Data entries:
•••••
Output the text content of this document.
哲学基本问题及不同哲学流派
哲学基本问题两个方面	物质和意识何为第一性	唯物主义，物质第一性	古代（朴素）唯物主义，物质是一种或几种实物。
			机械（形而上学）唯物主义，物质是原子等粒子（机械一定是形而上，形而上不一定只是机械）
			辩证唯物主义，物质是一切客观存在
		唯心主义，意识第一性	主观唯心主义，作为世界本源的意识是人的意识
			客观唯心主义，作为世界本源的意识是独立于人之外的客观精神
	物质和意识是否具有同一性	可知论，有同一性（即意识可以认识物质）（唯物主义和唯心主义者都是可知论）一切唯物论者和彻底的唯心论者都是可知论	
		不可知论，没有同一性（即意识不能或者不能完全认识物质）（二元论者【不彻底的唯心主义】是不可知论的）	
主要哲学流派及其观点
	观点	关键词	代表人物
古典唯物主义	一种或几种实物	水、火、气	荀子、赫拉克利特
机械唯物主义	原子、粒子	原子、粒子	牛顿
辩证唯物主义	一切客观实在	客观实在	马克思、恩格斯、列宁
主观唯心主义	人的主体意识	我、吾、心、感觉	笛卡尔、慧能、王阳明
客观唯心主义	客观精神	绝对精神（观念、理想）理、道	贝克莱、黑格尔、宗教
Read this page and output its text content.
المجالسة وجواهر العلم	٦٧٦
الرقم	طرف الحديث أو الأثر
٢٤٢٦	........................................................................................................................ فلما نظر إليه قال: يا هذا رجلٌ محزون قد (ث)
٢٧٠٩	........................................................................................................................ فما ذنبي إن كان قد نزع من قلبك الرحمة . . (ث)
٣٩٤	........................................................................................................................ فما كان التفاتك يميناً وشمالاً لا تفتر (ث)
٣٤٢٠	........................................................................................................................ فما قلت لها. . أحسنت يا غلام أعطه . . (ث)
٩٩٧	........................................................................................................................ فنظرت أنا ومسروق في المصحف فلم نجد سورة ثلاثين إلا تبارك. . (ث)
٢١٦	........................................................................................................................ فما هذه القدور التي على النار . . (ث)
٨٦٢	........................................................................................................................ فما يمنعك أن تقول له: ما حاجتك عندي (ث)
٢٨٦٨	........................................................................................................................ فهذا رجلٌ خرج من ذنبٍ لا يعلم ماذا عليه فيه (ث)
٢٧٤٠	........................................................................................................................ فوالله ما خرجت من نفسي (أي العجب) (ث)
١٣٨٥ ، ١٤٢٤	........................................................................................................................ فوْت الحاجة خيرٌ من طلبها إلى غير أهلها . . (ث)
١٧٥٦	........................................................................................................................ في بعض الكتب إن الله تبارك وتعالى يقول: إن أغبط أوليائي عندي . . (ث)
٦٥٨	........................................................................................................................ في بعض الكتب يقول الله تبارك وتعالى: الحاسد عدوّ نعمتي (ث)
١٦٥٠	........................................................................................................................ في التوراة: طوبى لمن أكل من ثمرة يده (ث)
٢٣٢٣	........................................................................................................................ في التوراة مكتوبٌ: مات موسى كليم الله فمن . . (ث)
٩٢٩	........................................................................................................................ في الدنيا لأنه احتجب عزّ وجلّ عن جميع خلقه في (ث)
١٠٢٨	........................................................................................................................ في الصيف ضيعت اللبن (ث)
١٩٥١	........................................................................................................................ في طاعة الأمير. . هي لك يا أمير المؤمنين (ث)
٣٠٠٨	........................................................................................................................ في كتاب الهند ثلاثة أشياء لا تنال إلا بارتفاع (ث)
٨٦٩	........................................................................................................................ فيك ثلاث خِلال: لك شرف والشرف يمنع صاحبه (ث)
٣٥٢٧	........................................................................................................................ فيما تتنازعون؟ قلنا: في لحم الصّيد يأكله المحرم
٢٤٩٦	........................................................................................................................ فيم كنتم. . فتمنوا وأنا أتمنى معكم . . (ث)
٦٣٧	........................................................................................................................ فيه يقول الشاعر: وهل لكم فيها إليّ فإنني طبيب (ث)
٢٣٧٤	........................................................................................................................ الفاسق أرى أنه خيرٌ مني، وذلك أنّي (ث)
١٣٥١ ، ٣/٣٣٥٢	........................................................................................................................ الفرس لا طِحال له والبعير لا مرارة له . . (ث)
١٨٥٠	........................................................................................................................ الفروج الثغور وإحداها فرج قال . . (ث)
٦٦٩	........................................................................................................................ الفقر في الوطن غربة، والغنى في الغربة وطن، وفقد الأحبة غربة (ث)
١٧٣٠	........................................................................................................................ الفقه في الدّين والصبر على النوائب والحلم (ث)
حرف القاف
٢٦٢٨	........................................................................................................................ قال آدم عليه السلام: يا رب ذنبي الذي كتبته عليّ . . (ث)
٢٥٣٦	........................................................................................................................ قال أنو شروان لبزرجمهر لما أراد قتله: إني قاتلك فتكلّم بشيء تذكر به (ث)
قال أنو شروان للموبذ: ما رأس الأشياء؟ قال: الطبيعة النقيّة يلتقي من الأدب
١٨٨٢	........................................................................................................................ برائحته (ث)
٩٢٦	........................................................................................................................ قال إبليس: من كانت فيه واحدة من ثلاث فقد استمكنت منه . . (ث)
•••••
Without leaving anything out, give the entries again exactly.

> [WRITTEN ANSWER]:
Output the text content of this document.
哲学基本问题及不同哲学流派
哲学基本问题两个方面	物质和意识何为第一性	唯物主义，物质第一性	古代（朴素）唯物主义，物质是一种或几种实物。
			机械（形而上学）唯物主义，物质是原子等粒子（机械一定是形而上，形而上不一定只是机械）
			辩证唯物主义，物质是一切客观存在
		唯心主义，意识第一性	主观唯心主义，作为世界本源的意识是人的意识
			客观唯心主义，作为世界本源的意识是独立于人之外的客观精神
	物质和意识是否具有同一性	可知论，有同一性（即意识可以认识物质）（唯物主义和唯心主义者都是可知论）一切唯物论者和彻底的唯心论者都是可知论	
		不可知论，没有同一性（即意识不能或者不能完全认识物质）（二元论者【不彻底的唯心主义】是不可知论的）	
主要哲学流派及其观点
	观点	关键词	代表人物
古典唯物主义	一种或几种实物	水、火、气	荀子、赫拉克利特
机械唯物主义	原子、粒子	原子、粒子	牛顿
辩证唯物主义	一切客观实在	客观实在	马克思、恩格斯、列宁
主观唯心主义	人的主体意识	我、吾、心、感觉	笛卡尔、慧能、王阳明
客观唯心主义	客观精神	绝对精神（观念、理想）理、道	贝克莱、黑格尔、宗教
Read this page and output its text content.
المجالسة وجواهر العلم	٦٧٦
الرقم	طرف الحديث أو الأثر
٢٤٢٦	........................................................................................................................ فلما نظر إليه قال: يا هذا رجلٌ محزون قد (ث)
٢٧٠٩	........................................................................................................................ فما ذنبي إن كان قد نزع من قلبك الرحمة . . (ث)
٣٩٤	........................................................................................................................ فما كان التفاتك يميناً وشمالاً لا تفتر (ث)
٣٤٢٠	........................................................................................................................ فما قلت لها. . أحسنت يا غلام أعطه . . (ث)
٩٩٧	........................................................................................................................ فنظرت أنا ومسروق في المصحف فلم نجد سورة ثلاثين إلا تبارك. . (ث)
٢١٦	........................................................................................................................ فما هذه القدور التي على النار . . (ث)
٨٦٢	........................................................................................................................ فما يمنعك أن تقول له: ما حاجتك عندي (ث)
٢٨٦٨	........................................................................................................................ فهذا رجلٌ خرج من ذنبٍ لا يعلم ماذا عليه فيه (ث)
٢٧٤٠	........................................................................................................................ فوالله ما خرجت من نفسي (أي العجب) (ث)
١٣٨٥ ، ١٤٢٤	........................................................................................................................ فوْت الحاجة خيرٌ من طلبها إلى غير أهلها . . (ث)
١٧٥٦	........................................................................................................................ في بعض الكتب إن الله تبارك وتعالى يقول: إن أغبط أوليائي عندي . . (ث)
٦٥٨	........................................................................................................................ في بعض الكتب يقول الله تبارك وتعالى: الحاسد عدوّ نعمتي (ث)
١٦٥٠	........................................................................................................................ في التوراة: طوبى لمن أكل من ثمرة يده (ث)
٢٣٢٣	........................................................................................................................ في التوراة مكتوبٌ: مات موسى كليم الله فمن . . (ث)
٩٢٩	........................................................................................................................ في الدنيا لأنه احتجب عزّ وجلّ عن جميع خلقه في (ث)
١٠٢٨	........................................................................................................................ في الصيف ضيعت اللبن (ث)
١٩٥١	........................................................................................................................ في طاعة الأمير. . هي لك يا أمير المؤمنين (ث)
٣٠٠٨	........................................................................................................................ في كتاب الهند ثلاثة أشياء لا تنال إلا بارتفاع (ث)
٨٦٩	........................................................................................................................ فيك ثلاث خِلال: لك شرف والشرف يمنع صاحبه (ث)
٣٥٢٧	........................................................................................................................ فيما تتنازعون؟ قلنا: في لحم الصّيد يأكله المحرم
٢٤٩٦	........................................................................................................................ فيم كنتم. . فتمنوا وأنا أتمنى معكم . . (ث)
٦٣٧	........................................................................................................................ فيه يقول الشاعر: وهل لكم فيها إليّ فإنني طبيب (ث)
٢٣٧٤	........................................................................................................................ الفاسق أرى أنه خيرٌ مني، وذلك أنّي (ث)
١٣٥١ ، ٣/٣٣٥٢	........................................................................................................................ الفرس لا طِحال له والبعير لا مرارة له . . (ث)
١٨٥٠	........................................................................................................................ الفروج الثغور وإحداها فرج قال . . (ث)
٦٦٩	........................................................................................................................ الفقر في الوطن غربة، والغنى في الغربة وطن، وفقد الأحبة غربة (ث)
١٧٣٠	........................................................................................................................ الفقه في الدّين والصبر على النوائب والحلم (ث)
حرف القاف
٢٦٢٨	........................................................................................................................ قال آدم عليه السلام: يا رب ذنبي الذي كتبته عليّ . . (ث)
٢٥٣٦	........................................................................................................................ قال أنو شروان لبزرجمهر لما أراد قتله: إني قاتلك فتكلّم بشيء تذكر به (ث)
قال أنو شروان للموبذ: ما رأس الأشياء؟ قال: الطبيعة النقيّة يلتقي من الأدب
١٨٨٢	........................................................................................................................ برائحته (ث)
٩٢٦	........................................................................................................................ قال إبليس: من كانت فيه واحدة من ثلاث فقد استمكنت منه . . (ث)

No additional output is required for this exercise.